◆ **EXERCISE OBJECTIVE**: Search the material for "queijo" and show all lines that contain it.

Stored data
▼

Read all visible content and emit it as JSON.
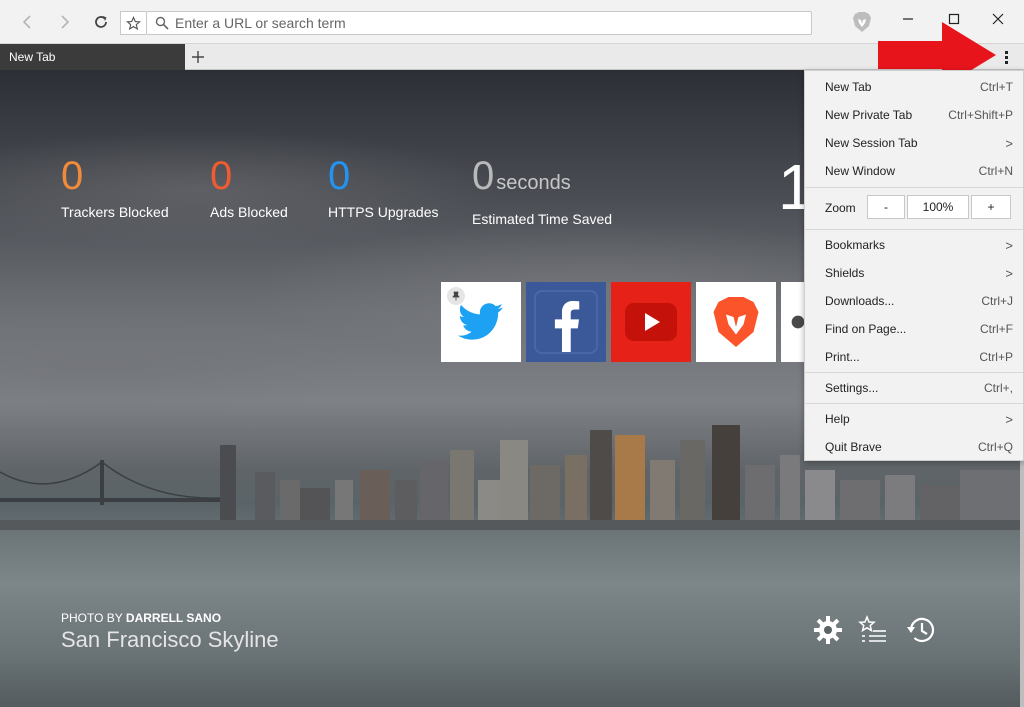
{
  "toolbar": {
    "url_placeholder": "Enter a URL or search term"
  },
  "tabs": [
    {
      "label": "New Tab",
      "active": true
    }
  ],
  "stats": {
    "trackers": {
      "value": "0",
      "label": "Trackers Blocked",
      "color": "#ef8b3a"
    },
    "ads": {
      "value": "0",
      "label": "Ads Blocked",
      "color": "#f05b31"
    },
    "https": {
      "value": "0",
      "label": "HTTPS Upgrades",
      "color": "#2493f0"
    },
    "time": {
      "value": "0",
      "unit": "seconds",
      "label": "Estimated Time Saved",
      "color": "#b9b9b9"
    }
  },
  "clock": "1",
  "top_sites": [
    {
      "name": "twitter",
      "color": "#1da1f2",
      "pinned": true
    },
    {
      "name": "facebook",
      "color": "#3b5998"
    },
    {
      "name": "youtube",
      "color": "#e62117"
    },
    {
      "name": "brave",
      "color": "#fb542b"
    },
    {
      "name": "github",
      "color": "#333333"
    }
  ],
  "background": {
    "credit_prefix": "PHOTO BY",
    "credit_name": "DARRELL SANO",
    "title": "San Francisco Skyline"
  },
  "menu": {
    "items": [
      {
        "label": "New Tab",
        "shortcut": "Ctrl+T"
      },
      {
        "label": "New Private Tab",
        "shortcut": "Ctrl+Shift+P"
      },
      {
        "label": "New Session Tab",
        "shortcut": ">"
      },
      {
        "label": "New Window",
        "shortcut": "Ctrl+N"
      }
    ],
    "zoom": {
      "label": "Zoom",
      "minus": "-",
      "value": "100%",
      "plus": "+"
    },
    "items2": [
      {
        "label": "Bookmarks",
        "shortcut": ">"
      },
      {
        "label": "Shields",
        "shortcut": ">"
      },
      {
        "label": "Downloads...",
        "shortcut": "Ctrl+J"
      },
      {
        "label": "Find on Page...",
        "shortcut": "Ctrl+F"
      },
      {
        "label": "Print...",
        "shortcut": "Ctrl+P"
      }
    ],
    "settings": {
      "label": "Settings...",
      "shortcut": "Ctrl+,"
    },
    "items3": [
      {
        "label": "Help",
        "shortcut": ">"
      },
      {
        "label": "Quit Brave",
        "shortcut": "Ctrl+Q"
      }
    ]
  },
  "colors": {
    "arrow": "#e8141c"
  }
}
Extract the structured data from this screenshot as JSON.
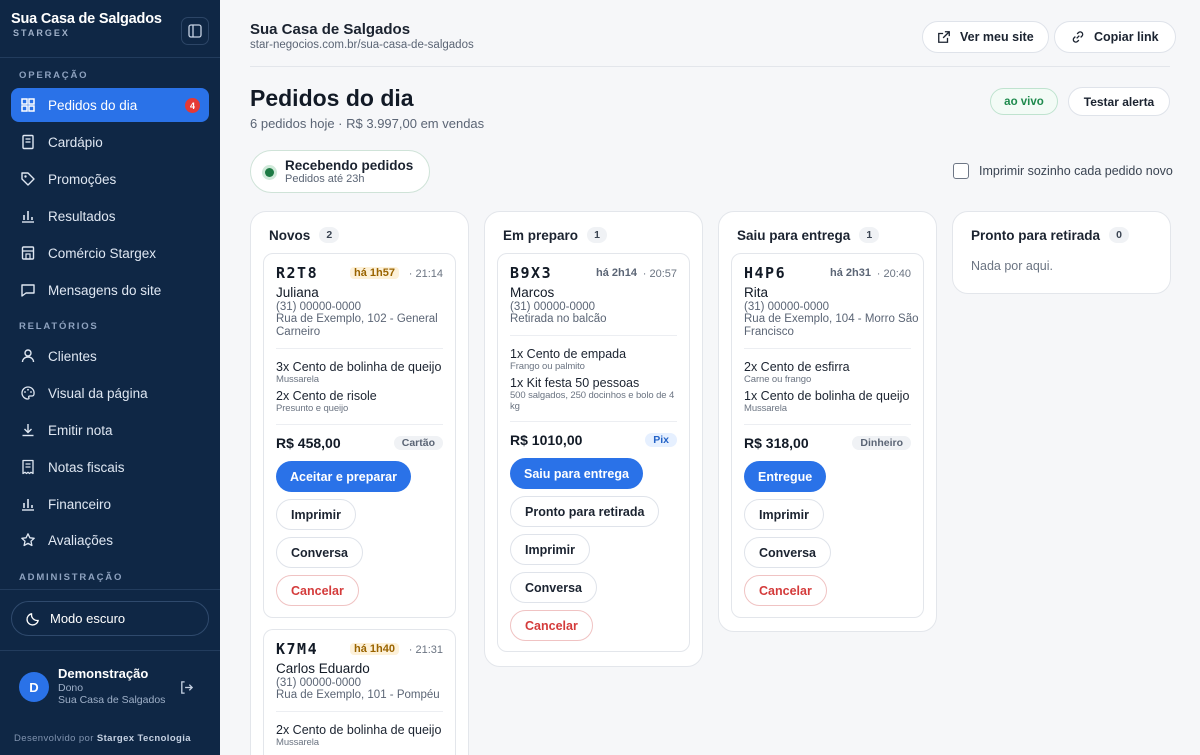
{
  "sidebar": {
    "brand_title": "Sua Casa de Salgados",
    "brand_sub": "STARGEX",
    "sections": {
      "operacao": "OPERAÇÃO",
      "relatorios": "RELATÓRIOS",
      "administracao": "ADMINISTRAÇÃO"
    },
    "items": [
      {
        "label": "Pedidos do dia",
        "badge": "4",
        "icon": "grid-icon"
      },
      {
        "label": "Cardápio",
        "icon": "menu-book-icon"
      },
      {
        "label": "Promoções",
        "icon": "tag-icon"
      },
      {
        "label": "Resultados",
        "icon": "bar-chart-icon"
      },
      {
        "label": "Comércio Stargex",
        "icon": "store-icon"
      },
      {
        "label": "Mensagens do site",
        "icon": "message-icon"
      },
      {
        "label": "Clientes",
        "icon": "user-icon"
      },
      {
        "label": "Visual da página",
        "icon": "palette-icon"
      },
      {
        "label": "Emitir nota",
        "icon": "download-icon"
      },
      {
        "label": "Notas fiscais",
        "icon": "receipt-icon"
      },
      {
        "label": "Financeiro",
        "icon": "bar-chart-icon"
      },
      {
        "label": "Avaliações",
        "icon": "star-icon"
      }
    ],
    "dark_mode": "Modo escuro",
    "user": {
      "initial": "D",
      "name": "Demonstração",
      "role": "Dono",
      "store": "Sua Casa de Salgados"
    },
    "credit_prefix": "Desenvolvido por ",
    "credit_brand": "Stargex Tecnologia"
  },
  "header": {
    "store_name": "Sua Casa de Salgados",
    "store_url": "star-negocios.com.br/sua-casa-de-salgados",
    "view_site": "Ver meu site",
    "copy_link": "Copiar link"
  },
  "page": {
    "title": "Pedidos do dia",
    "subtitle": "6 pedidos hoje · R$ 3.997,00 em vendas",
    "live": "ao vivo",
    "test_alert": "Testar alerta",
    "receiving_title": "Recebendo pedidos",
    "receiving_sub": "Pedidos até 23h",
    "auto_print": "Imprimir sozinho cada pedido novo"
  },
  "columns": [
    {
      "title": "Novos",
      "count": "2"
    },
    {
      "title": "Em preparo",
      "count": "1"
    },
    {
      "title": "Saiu para entrega",
      "count": "1"
    },
    {
      "title": "Pronto para retirada",
      "count": "0",
      "empty": "Nada por aqui."
    }
  ],
  "orders": [
    {
      "code": "R2T8",
      "age": "há 1h57",
      "time": "· 21:14",
      "name": "Juliana",
      "phone": "(31) 00000-0000",
      "address": "Rua de Exemplo, 102 - General Carneiro",
      "items": [
        {
          "name": "3x Cento de bolinha de queijo",
          "note": "Mussarela"
        },
        {
          "name": "2x Cento de risole",
          "note": "Presunto e queijo"
        }
      ],
      "total": "R$ 458,00",
      "payment": "Cartão",
      "actions": [
        "Aceitar e preparar",
        "Imprimir",
        "Conversa",
        "Cancelar"
      ]
    },
    {
      "code": "K7M4",
      "age": "há 1h40",
      "time": "· 21:31",
      "name": "Carlos Eduardo",
      "phone": "(31) 00000-0000",
      "address": "Rua de Exemplo, 101 - Pompéu",
      "items": [
        {
          "name": "2x Cento de bolinha de queijo",
          "note": "Mussarela"
        }
      ]
    },
    {
      "code": "B9X3",
      "age": "há 2h14",
      "time": "· 20:57",
      "name": "Marcos",
      "phone": "(31) 00000-0000",
      "address": "Retirada no balcão",
      "items": [
        {
          "name": "1x Cento de empada",
          "note": "Frango ou palmito"
        },
        {
          "name": "1x Kit festa 50 pessoas",
          "note": "500 salgados, 250 docinhos e bolo de 4 kg"
        }
      ],
      "total": "R$ 1010,00",
      "payment": "Pix",
      "actions": [
        "Saiu para entrega",
        "Pronto para retirada",
        "Imprimir",
        "Conversa",
        "Cancelar"
      ]
    },
    {
      "code": "H4P6",
      "age": "há 2h31",
      "time": "· 20:40",
      "name": "Rita",
      "phone": "(31) 00000-0000",
      "address": "Rua de Exemplo, 104 - Morro São Francisco",
      "items": [
        {
          "name": "2x Cento de esfirra",
          "note": "Carne ou frango"
        },
        {
          "name": "1x Cento de bolinha de queijo",
          "note": "Mussarela"
        }
      ],
      "total": "R$ 318,00",
      "payment": "Dinheiro",
      "actions": [
        "Entregue",
        "Imprimir",
        "Conversa",
        "Cancelar"
      ]
    }
  ]
}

▲

◆ **ANSWER FOR THE TASK**:
          "name": "3x Cento de bolinha de queijo",
          "note": "Presunto e queijo"
          "name": "2x Cento de bolinha de queijo",
          "name": "1x Cento de bolinha de queijo",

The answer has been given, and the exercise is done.